##### DATASET

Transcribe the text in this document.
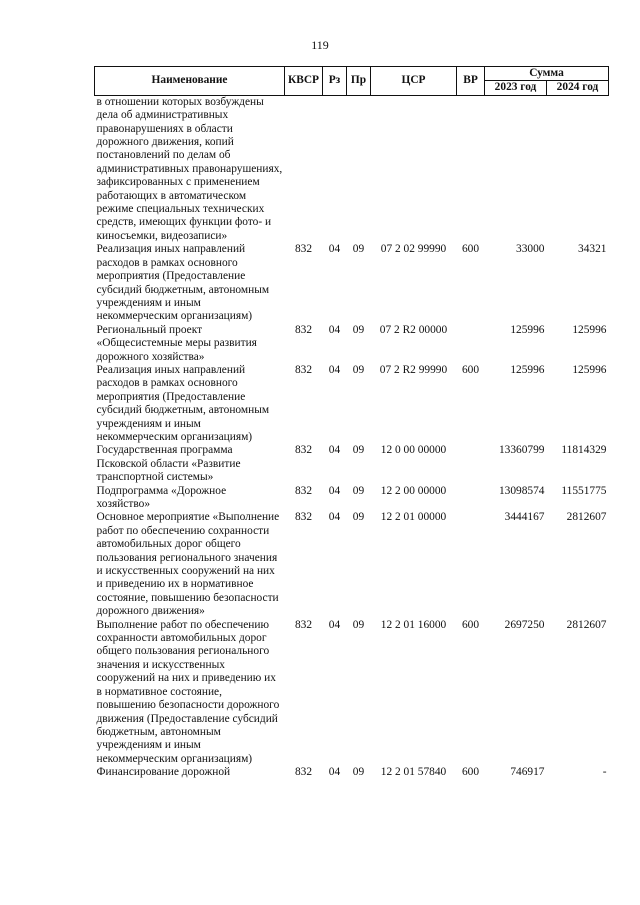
119
Наименование	КВСР	Рз	Пр	ЦСР	ВР	Сумма	
						2023 год	2024 год
в отношении которых возбуждены дела об административных правонарушениях в области дорожного движения, копий постановлений по делам об административных правонарушениях, зафиксированных с применением работающих в автоматическом режиме специальных технических средств, имеющих функции фото- и киносъемки, видеозаписи»							
Реализация иных направлений расходов в рамках основного мероприятия (Предоставление субсидий бюджетным, автономным учреждениям и иным некоммерческим организациям)	832	04	09	07 2 02 99990	600	33000	34321
Региональный проект «Общесистемные меры развития дорожного хозяйства»	832	04	09	07 2 R2 00000		125996	125996
Реализация иных направлений расходов в рамках основного мероприятия (Предоставление субсидий бюджетным, автономным учреждениям и иным некоммерческим организациям)	832	04	09	07 2 R2 99990	600	125996	125996
Государственная программа Псковской области «Развитие транспортной системы»	832	04	09	12 0 00 00000		13360799	11814329
Подпрограмма «Дорожное хозяйство»	832	04	09	12 2 00 00000		13098574	11551775
Основное мероприятие «Выполнение работ по обеспечению сохранности автомобильных дорог общего пользования регионального значения и искусственных сооружений на них и приведению их в нормативное состояние, повышению безопасности дорожного движения»	832	04	09	12 2 01 00000		3444167	2812607
Выполнение работ по обеспечению сохранности автомобильных дорог общего пользования регионального значения и искусственных сооружений на них и приведению их в нормативное состояние, повышению безопасности дорожного движения (Предоставление субсидий бюджетным, автономным учреждениям и иным некоммерческим организациям)	832	04	09	12 2 01 16000	600	2697250	2812607
Финансирование дорожной	832	04	09	12 2 01 57840	600	746917	-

##########

> **EXERCISE**
Copy out all the data exactly; skip the pictures.

> **RESPONSE BELOW**
Transcribe the text in this document.
119
Наименование	КВСР	Рз	Пр	ЦСР	ВР	Сумма	
						2023 год	2024 год
в отношении которых возбуждены дела об административных правонарушениях в области дорожного движения, копий постановлений по делам об административных правонарушениях, зафиксированных с применением работающих в автоматическом режиме специальных технических средств, имеющих функции фото- и киносъемки, видеозаписи»							
Реализация иных направлений расходов в рамках основного мероприятия (Предоставление субсидий бюджетным, автономным учреждениям и иным некоммерческим организациям)	832	04	09	07 2 02 99990	600	33000	34321
Региональный проект «Общесистемные меры развития дорожного хозяйства»	832	04	09	07 2 R2 00000		125996	125996
Реализация иных направлений расходов в рамках основного мероприятия (Предоставление субсидий бюджетным, автономным учреждениям и иным некоммерческим организациям)	832	04	09	07 2 R2 99990	600	125996	125996
Государственная программа Псковской области «Развитие транспортной системы»	832	04	09	12 0 00 00000		13360799	11814329
Подпрограмма «Дорожное хозяйство»	832	04	09	12 2 00 00000		13098574	11551775
Основное мероприятие «Выполнение работ по обеспечению сохранности автомобильных дорог общего пользования регионального значения и искусственных сооружений на них и приведению их в нормативное состояние, повышению безопасности дорожного движения»	832	04	09	12 2 01 00000		3444167	2812607
Выполнение работ по обеспечению сохранности автомобильных дорог общего пользования регионального значения и искусственных сооружений на них и приведению их в нормативное состояние, повышению безопасности дорожного движения (Предоставление субсидий бюджетным, автономным учреждениям и иным некоммерческим организациям)	832	04	09	12 2 01 16000	600	2697250	2812607
Финансирование дорожной	832	04	09	12 2 01 57840	600	746917	-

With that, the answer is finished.